**TASK BRIEF**
Rewrite the records below, putting "outlines" wherever "bounding boxes" appears and keeping everything else the same.

**STORED DATA**
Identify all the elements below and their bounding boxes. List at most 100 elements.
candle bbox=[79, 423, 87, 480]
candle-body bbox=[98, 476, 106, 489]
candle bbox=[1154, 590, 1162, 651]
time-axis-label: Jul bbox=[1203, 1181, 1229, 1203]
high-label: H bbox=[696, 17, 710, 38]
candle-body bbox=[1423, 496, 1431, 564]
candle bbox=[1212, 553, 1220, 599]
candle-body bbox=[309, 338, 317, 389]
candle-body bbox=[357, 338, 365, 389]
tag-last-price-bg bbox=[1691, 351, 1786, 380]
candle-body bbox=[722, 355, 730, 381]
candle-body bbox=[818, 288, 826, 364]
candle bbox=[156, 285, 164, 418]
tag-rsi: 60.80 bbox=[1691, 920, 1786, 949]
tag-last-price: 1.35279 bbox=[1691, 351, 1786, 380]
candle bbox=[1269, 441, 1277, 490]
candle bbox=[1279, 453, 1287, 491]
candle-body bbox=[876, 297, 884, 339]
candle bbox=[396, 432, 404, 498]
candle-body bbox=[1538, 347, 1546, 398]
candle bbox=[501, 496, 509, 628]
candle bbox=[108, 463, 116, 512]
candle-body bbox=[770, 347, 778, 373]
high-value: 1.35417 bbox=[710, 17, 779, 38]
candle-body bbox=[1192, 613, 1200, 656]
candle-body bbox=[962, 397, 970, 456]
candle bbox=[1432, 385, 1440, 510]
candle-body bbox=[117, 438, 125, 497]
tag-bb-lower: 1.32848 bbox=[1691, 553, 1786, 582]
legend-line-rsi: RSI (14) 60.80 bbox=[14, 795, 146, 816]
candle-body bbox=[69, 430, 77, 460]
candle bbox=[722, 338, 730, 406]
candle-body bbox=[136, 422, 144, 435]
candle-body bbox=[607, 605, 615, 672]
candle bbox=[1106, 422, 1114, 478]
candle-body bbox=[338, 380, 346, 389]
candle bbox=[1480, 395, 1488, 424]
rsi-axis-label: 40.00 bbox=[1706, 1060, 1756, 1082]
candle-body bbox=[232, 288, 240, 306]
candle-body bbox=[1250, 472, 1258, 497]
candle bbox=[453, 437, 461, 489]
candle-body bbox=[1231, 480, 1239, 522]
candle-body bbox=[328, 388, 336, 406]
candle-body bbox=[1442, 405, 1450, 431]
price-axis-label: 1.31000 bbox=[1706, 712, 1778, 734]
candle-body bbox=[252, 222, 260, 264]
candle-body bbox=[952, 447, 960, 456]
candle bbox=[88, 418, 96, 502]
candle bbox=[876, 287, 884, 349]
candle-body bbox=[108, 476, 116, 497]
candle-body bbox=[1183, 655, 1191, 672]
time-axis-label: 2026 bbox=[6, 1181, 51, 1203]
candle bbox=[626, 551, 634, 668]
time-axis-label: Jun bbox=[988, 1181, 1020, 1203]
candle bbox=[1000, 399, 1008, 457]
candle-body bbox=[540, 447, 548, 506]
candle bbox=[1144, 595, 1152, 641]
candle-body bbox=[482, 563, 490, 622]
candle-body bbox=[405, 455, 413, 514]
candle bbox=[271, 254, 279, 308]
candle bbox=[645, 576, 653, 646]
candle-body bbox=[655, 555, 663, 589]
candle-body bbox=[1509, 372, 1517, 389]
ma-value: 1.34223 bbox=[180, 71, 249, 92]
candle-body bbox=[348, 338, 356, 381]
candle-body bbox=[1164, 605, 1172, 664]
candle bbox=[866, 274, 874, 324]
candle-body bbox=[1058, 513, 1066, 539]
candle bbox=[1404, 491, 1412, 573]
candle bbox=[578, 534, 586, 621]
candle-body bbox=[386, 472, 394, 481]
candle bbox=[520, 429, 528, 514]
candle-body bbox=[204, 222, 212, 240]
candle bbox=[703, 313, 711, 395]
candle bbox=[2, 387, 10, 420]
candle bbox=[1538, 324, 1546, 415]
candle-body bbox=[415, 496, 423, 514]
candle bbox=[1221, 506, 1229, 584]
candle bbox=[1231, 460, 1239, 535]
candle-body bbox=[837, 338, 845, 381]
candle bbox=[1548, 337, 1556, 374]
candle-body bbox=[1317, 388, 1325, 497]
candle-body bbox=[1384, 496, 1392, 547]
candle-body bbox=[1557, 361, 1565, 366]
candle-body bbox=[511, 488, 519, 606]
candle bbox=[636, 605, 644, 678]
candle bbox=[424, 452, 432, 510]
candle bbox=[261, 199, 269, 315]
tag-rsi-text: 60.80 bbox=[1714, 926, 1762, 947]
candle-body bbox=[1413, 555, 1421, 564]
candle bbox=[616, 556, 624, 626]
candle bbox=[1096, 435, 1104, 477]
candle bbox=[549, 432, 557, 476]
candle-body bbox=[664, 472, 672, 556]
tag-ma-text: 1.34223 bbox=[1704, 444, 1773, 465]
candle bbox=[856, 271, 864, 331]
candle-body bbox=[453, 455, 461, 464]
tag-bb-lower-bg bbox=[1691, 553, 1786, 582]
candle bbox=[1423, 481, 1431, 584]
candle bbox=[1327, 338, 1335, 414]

**ANSWER TO THIS EXERCISE**
Identify all the elements below and their outlines. List at most 100 elements.
candle bbox=[79, 423, 87, 480]
candle-body bbox=[98, 476, 106, 489]
candle bbox=[1154, 590, 1162, 651]
time-axis-label: Jul bbox=[1203, 1181, 1229, 1203]
high-label: H bbox=[696, 17, 710, 38]
candle-body bbox=[1423, 496, 1431, 564]
candle bbox=[1212, 553, 1220, 599]
candle-body bbox=[309, 338, 317, 389]
candle-body bbox=[357, 338, 365, 389]
tag-last-price-bg bbox=[1691, 351, 1786, 380]
candle-body bbox=[722, 355, 730, 381]
candle-body bbox=[818, 288, 826, 364]
candle bbox=[156, 285, 164, 418]
tag-rsi: 60.80 bbox=[1691, 920, 1786, 949]
tag-last-price: 1.35279 bbox=[1691, 351, 1786, 380]
candle bbox=[1269, 441, 1277, 490]
candle bbox=[1279, 453, 1287, 491]
candle-body bbox=[876, 297, 884, 339]
candle bbox=[396, 432, 404, 498]
candle-body bbox=[1538, 347, 1546, 398]
candle bbox=[501, 496, 509, 628]
candle bbox=[108, 463, 116, 512]
candle-body bbox=[770, 347, 778, 373]
high-value: 1.35417 bbox=[710, 17, 779, 38]
candle-body bbox=[1192, 613, 1200, 656]
candle-body bbox=[962, 397, 970, 456]
candle bbox=[1432, 385, 1440, 510]
candle-body bbox=[117, 438, 125, 497]
tag-bb-lower: 1.32848 bbox=[1691, 553, 1786, 582]
legend-line-rsi: RSI (14) 60.80 bbox=[14, 795, 146, 816]
candle-body bbox=[69, 430, 77, 460]
candle bbox=[722, 338, 730, 406]
candle-body bbox=[136, 422, 144, 435]
candle-body bbox=[607, 605, 615, 672]
candle bbox=[1106, 422, 1114, 478]
candle-body bbox=[338, 380, 346, 389]
candle bbox=[1480, 395, 1488, 424]
rsi-axis-label: 40.00 bbox=[1706, 1060, 1756, 1082]
candle-body bbox=[232, 288, 240, 306]
candle-body bbox=[1250, 472, 1258, 497]
candle bbox=[453, 437, 461, 489]
candle-body bbox=[1231, 480, 1239, 522]
candle-body bbox=[328, 388, 336, 406]
candle-body bbox=[1442, 405, 1450, 431]
price-axis-label: 1.31000 bbox=[1706, 712, 1778, 734]
candle-body bbox=[252, 222, 260, 264]
candle-body bbox=[952, 447, 960, 456]
candle bbox=[88, 418, 96, 502]
candle bbox=[876, 287, 884, 349]
candle-body bbox=[108, 476, 116, 497]
candle-body bbox=[1183, 655, 1191, 672]
time-axis-label: 2026 bbox=[6, 1181, 51, 1203]
candle bbox=[626, 551, 634, 668]
time-axis-label: Jun bbox=[988, 1181, 1020, 1203]
candle bbox=[1000, 399, 1008, 457]
candle-body bbox=[540, 447, 548, 506]
candle bbox=[1144, 595, 1152, 641]
candle-body bbox=[482, 563, 490, 622]
candle-body bbox=[405, 455, 413, 514]
candle bbox=[271, 254, 279, 308]
candle bbox=[645, 576, 653, 646]
candle-body bbox=[655, 555, 663, 589]
candle-body bbox=[1509, 372, 1517, 389]
ma-value: 1.34223 bbox=[180, 71, 249, 92]
candle-body bbox=[348, 338, 356, 381]
candle-body bbox=[1164, 605, 1172, 664]
candle bbox=[866, 274, 874, 324]
candle-body bbox=[1058, 513, 1066, 539]
candle bbox=[1404, 491, 1412, 573]
candle bbox=[578, 534, 586, 621]
candle-body bbox=[386, 472, 394, 481]
candle bbox=[520, 429, 528, 514]
candle-body bbox=[204, 222, 212, 240]
candle bbox=[703, 313, 711, 395]
candle bbox=[2, 387, 10, 420]
candle bbox=[1538, 324, 1546, 415]
candle-body bbox=[415, 496, 423, 514]
candle bbox=[1221, 506, 1229, 584]
candle bbox=[1231, 460, 1239, 535]
candle-body bbox=[837, 338, 845, 381]
candle bbox=[1548, 337, 1556, 374]
candle-body bbox=[1317, 388, 1325, 497]
candle-body bbox=[1384, 496, 1392, 547]
candle-body bbox=[1557, 361, 1565, 366]
candle-body bbox=[511, 488, 519, 606]
candle bbox=[636, 605, 644, 678]
candle bbox=[424, 452, 432, 510]
candle bbox=[261, 199, 269, 315]
tag-rsi-text: 60.80 bbox=[1714, 926, 1762, 947]
candle-body bbox=[1413, 555, 1421, 564]
candle bbox=[616, 556, 624, 626]
candle bbox=[1096, 435, 1104, 477]
candle bbox=[549, 432, 557, 476]
candle-body bbox=[664, 472, 672, 556]
tag-ma-text: 1.34223 bbox=[1704, 444, 1773, 465]
candle bbox=[856, 271, 864, 331]
candle-body bbox=[453, 455, 461, 464]
tag-bb-lower-bg bbox=[1691, 553, 1786, 582]
candle bbox=[1423, 481, 1431, 584]
candle bbox=[1327, 338, 1335, 414]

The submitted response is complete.